#### [Data entries]
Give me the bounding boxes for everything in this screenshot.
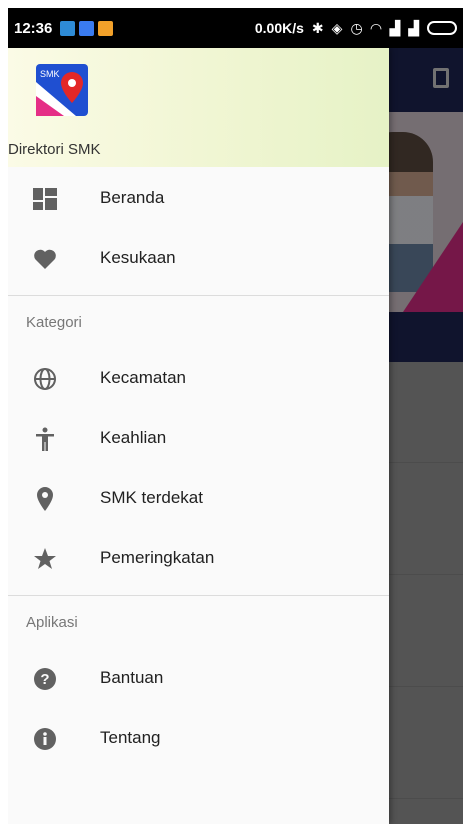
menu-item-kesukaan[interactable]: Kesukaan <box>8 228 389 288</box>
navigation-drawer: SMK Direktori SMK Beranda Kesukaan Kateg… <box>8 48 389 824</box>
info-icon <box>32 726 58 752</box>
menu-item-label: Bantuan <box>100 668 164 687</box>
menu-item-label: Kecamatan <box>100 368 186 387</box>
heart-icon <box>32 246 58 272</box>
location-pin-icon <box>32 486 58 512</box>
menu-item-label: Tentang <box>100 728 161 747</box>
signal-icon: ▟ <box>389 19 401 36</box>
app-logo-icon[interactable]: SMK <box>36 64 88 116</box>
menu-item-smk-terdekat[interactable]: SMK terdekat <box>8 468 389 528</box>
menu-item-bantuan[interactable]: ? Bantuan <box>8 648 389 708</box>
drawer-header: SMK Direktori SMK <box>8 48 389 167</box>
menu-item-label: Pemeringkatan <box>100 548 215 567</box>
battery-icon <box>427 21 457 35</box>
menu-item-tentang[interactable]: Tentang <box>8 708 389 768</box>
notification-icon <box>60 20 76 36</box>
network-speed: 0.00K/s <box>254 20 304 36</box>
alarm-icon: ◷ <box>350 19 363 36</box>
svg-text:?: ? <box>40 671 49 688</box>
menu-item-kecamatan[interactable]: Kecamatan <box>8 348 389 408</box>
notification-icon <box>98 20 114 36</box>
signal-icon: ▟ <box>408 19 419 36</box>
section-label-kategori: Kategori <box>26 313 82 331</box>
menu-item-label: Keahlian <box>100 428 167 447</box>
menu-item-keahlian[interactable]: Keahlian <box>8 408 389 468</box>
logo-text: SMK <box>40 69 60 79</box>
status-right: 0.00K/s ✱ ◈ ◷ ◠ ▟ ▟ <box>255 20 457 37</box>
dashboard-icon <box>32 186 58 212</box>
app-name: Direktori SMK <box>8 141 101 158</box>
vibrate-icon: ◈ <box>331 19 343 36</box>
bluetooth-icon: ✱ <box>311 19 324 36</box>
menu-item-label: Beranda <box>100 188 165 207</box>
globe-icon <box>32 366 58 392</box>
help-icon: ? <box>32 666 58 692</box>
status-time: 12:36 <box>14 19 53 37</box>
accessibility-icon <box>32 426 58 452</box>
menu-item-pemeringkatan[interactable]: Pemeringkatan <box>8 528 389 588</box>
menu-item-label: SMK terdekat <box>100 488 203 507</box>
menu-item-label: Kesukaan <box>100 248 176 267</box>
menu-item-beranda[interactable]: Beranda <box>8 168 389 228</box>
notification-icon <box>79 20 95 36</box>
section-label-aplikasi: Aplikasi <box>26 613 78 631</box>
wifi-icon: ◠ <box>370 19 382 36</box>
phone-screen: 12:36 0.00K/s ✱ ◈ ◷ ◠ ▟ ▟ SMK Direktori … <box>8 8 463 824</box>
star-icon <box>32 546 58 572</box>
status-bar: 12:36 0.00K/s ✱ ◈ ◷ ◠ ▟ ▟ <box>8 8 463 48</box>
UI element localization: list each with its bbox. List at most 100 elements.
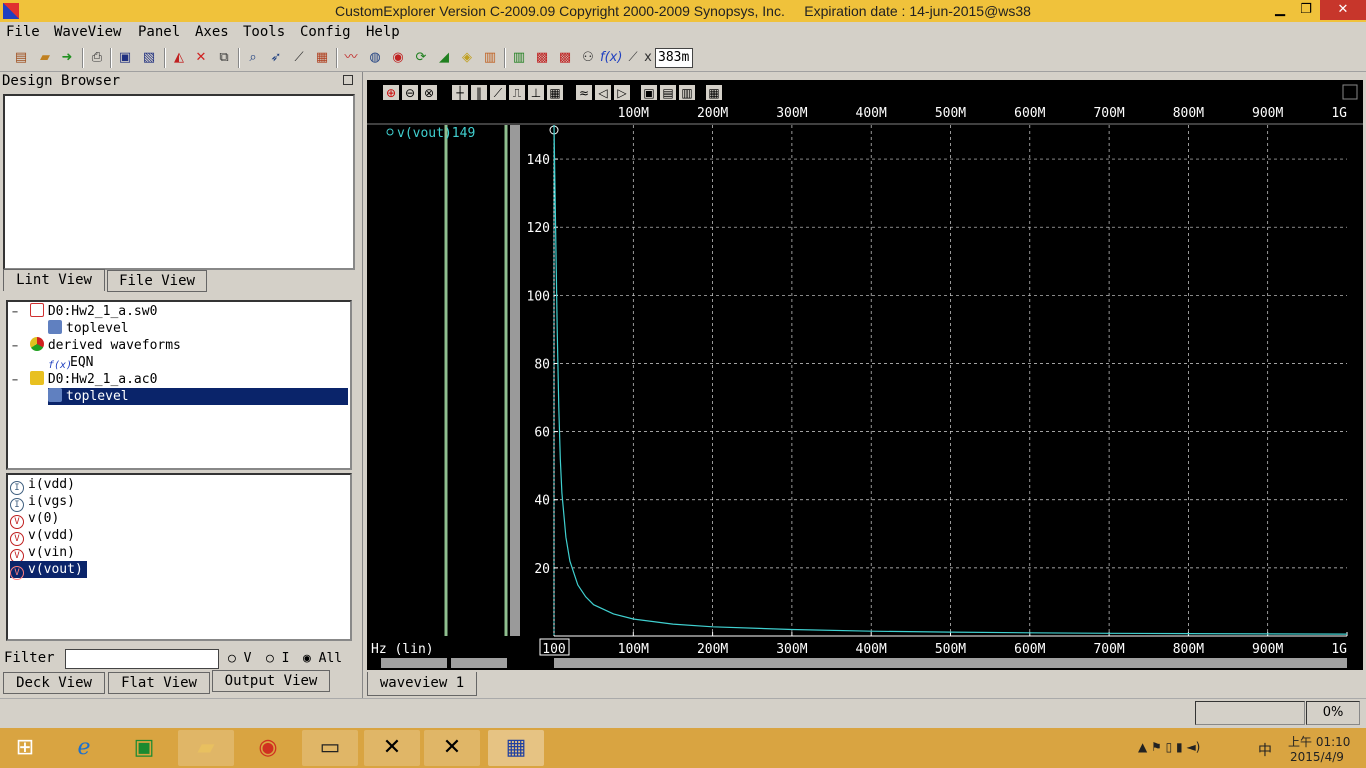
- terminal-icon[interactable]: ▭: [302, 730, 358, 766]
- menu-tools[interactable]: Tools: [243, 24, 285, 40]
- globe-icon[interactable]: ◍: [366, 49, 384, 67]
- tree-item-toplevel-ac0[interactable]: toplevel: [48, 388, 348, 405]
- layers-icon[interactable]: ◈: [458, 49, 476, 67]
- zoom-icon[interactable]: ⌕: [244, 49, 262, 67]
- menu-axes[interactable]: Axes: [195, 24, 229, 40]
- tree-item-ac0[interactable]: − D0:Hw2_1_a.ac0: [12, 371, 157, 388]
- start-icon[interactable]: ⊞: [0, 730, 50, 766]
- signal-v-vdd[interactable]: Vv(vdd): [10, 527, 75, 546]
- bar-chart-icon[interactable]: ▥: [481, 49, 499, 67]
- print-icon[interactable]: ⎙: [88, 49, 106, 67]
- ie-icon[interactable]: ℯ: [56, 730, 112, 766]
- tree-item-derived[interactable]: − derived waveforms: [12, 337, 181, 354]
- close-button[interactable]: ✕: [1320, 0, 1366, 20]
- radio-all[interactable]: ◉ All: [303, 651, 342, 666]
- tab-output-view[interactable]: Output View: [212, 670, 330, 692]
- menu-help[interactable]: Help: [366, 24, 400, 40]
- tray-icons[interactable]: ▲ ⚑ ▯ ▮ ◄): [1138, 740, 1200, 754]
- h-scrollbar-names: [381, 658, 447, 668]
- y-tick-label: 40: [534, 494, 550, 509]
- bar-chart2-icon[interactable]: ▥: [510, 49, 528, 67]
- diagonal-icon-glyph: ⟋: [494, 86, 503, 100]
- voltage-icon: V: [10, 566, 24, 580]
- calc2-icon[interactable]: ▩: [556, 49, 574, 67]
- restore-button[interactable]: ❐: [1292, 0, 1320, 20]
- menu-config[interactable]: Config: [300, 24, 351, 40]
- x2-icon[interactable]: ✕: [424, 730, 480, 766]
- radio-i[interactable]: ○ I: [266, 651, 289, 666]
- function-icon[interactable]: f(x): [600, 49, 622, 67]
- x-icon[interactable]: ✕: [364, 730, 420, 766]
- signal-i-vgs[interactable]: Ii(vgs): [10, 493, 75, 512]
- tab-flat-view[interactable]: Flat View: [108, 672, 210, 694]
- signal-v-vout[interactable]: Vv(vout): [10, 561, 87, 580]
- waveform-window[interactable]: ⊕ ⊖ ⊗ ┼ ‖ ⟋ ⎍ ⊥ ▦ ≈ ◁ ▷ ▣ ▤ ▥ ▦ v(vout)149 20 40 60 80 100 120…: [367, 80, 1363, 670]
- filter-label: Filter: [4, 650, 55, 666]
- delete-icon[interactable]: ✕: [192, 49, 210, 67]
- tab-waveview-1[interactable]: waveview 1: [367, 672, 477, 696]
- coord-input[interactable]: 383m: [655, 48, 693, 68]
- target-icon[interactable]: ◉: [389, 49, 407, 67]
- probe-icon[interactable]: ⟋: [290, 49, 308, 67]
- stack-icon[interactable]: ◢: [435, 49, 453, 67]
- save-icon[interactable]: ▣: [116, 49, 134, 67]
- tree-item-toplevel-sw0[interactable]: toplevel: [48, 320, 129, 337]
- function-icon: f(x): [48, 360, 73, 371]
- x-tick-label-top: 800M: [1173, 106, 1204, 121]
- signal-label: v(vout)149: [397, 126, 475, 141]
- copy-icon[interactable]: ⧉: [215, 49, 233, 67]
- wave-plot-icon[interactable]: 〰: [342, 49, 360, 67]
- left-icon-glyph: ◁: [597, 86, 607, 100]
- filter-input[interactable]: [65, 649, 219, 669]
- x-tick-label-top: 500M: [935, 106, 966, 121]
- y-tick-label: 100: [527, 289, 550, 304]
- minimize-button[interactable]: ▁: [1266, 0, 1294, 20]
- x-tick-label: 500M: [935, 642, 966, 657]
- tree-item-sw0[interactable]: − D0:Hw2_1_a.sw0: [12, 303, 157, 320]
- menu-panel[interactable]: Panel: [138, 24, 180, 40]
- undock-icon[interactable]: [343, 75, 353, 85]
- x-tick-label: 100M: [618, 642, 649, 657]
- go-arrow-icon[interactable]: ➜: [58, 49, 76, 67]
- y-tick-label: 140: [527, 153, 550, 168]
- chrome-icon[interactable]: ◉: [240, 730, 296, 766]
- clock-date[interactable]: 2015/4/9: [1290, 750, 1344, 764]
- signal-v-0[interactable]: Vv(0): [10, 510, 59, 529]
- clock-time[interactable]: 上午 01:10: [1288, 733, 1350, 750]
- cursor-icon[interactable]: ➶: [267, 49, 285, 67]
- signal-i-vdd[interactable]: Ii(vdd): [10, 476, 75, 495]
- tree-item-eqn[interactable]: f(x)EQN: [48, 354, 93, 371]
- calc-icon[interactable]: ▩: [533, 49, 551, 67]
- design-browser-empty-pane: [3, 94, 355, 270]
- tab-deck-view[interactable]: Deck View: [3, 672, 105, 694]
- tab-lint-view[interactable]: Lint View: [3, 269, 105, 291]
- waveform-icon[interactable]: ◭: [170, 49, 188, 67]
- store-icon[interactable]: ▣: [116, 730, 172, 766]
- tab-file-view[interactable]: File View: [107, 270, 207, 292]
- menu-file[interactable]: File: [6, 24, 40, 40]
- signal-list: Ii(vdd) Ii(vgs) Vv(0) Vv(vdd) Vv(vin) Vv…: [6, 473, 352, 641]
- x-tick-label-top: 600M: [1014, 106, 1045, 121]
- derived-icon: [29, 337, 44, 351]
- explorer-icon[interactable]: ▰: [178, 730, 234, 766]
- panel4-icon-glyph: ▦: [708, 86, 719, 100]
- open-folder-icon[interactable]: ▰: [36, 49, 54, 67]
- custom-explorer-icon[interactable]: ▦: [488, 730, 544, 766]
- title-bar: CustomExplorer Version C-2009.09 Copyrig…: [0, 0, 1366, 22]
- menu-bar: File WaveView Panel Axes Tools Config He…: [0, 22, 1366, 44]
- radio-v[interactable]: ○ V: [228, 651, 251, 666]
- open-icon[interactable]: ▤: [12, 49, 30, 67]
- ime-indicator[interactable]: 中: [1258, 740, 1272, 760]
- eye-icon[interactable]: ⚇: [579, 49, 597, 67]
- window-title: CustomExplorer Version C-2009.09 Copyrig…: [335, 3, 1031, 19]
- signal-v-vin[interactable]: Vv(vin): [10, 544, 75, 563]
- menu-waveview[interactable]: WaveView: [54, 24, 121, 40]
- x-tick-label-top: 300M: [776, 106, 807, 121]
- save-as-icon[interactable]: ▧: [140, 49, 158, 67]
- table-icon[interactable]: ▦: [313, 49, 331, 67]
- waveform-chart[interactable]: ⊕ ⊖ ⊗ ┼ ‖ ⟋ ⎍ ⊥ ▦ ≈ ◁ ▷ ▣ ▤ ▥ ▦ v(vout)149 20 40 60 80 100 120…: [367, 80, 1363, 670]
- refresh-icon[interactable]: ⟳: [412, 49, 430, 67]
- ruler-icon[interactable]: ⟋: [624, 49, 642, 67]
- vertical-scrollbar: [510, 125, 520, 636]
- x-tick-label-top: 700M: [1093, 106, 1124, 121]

* * *

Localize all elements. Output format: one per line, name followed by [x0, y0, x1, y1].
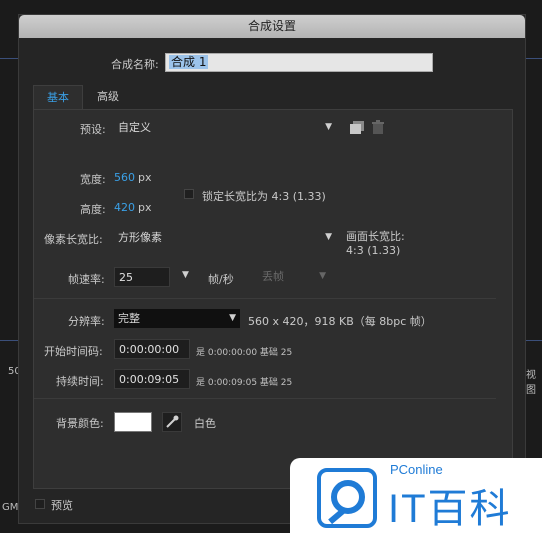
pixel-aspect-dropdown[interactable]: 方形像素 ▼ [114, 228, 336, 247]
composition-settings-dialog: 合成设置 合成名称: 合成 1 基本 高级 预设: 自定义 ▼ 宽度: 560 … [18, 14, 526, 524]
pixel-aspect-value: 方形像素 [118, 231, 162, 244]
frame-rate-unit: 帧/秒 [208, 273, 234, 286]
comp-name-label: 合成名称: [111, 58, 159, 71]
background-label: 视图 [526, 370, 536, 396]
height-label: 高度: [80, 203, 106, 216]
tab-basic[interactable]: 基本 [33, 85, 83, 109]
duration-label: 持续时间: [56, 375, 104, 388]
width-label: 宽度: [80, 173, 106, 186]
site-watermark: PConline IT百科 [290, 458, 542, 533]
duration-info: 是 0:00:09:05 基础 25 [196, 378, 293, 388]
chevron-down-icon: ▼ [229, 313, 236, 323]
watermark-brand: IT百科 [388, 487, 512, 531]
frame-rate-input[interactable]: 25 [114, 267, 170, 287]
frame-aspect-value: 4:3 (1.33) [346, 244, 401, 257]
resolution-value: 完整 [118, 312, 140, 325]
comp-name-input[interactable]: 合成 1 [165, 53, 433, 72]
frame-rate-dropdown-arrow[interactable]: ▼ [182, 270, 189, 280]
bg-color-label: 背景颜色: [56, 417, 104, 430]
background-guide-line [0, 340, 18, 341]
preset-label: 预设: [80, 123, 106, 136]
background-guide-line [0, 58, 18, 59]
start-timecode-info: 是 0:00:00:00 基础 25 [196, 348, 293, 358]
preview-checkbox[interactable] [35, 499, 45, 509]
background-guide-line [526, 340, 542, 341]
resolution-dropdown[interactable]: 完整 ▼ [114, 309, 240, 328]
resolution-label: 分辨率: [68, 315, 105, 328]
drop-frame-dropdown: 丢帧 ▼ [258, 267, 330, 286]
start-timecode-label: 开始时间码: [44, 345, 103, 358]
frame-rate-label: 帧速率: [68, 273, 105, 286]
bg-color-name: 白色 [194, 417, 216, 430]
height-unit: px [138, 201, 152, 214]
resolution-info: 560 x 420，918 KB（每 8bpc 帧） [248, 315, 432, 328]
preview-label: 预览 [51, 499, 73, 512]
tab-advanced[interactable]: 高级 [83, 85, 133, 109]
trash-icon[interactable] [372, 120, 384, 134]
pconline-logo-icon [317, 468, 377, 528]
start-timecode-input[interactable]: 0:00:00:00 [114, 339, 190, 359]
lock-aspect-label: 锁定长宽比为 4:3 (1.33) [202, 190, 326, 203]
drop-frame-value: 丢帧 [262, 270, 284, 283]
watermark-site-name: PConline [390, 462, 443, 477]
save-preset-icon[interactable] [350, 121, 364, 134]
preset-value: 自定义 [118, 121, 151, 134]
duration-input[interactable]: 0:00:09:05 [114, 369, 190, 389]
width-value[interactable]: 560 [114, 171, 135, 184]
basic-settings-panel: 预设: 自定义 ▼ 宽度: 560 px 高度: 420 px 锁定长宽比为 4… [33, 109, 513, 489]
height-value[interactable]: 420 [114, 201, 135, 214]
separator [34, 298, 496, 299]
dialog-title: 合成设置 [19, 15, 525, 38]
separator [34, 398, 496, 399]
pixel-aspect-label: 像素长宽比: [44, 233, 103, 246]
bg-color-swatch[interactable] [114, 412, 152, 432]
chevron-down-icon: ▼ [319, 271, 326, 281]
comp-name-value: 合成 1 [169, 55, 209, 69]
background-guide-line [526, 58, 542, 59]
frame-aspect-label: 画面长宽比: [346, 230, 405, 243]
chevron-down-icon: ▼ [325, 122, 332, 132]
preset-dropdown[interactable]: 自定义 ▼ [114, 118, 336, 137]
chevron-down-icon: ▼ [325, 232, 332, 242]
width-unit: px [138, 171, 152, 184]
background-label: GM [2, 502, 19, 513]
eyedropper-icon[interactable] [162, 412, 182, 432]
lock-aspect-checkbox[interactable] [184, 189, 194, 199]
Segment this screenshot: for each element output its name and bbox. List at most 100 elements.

#### [What to do]
Please copy the records word for word, starting at the line that contains "pixel-aspect-dropdown[interactable]: 方形像素 ▼" and ending at the line that contains "duration-info: 是 0:00:09:05", with both of those lines included.

#### [Correct output]
pixel-aspect-dropdown[interactable]: 方形像素 ▼ [114, 228, 336, 247]
composition-settings-dialog: 合成设置 合成名称: 合成 1 基本 高级 预设: 自定义 ▼ 宽度: 560 … [18, 14, 526, 524]
pixel-aspect-value: 方形像素 [118, 231, 162, 244]
frame-rate-unit: 帧/秒 [208, 273, 234, 286]
comp-name-label: 合成名称: [111, 58, 159, 71]
background-label: 视图 [526, 370, 536, 396]
height-label: 高度: [80, 203, 106, 216]
tab-basic[interactable]: 基本 [33, 85, 83, 109]
duration-label: 持续时间: [56, 375, 104, 388]
width-label: 宽度: [80, 173, 106, 186]
site-watermark: PConline IT百科 [290, 458, 542, 533]
duration-info: 是 0:00:09:05 基础 25 [196, 378, 293, 388]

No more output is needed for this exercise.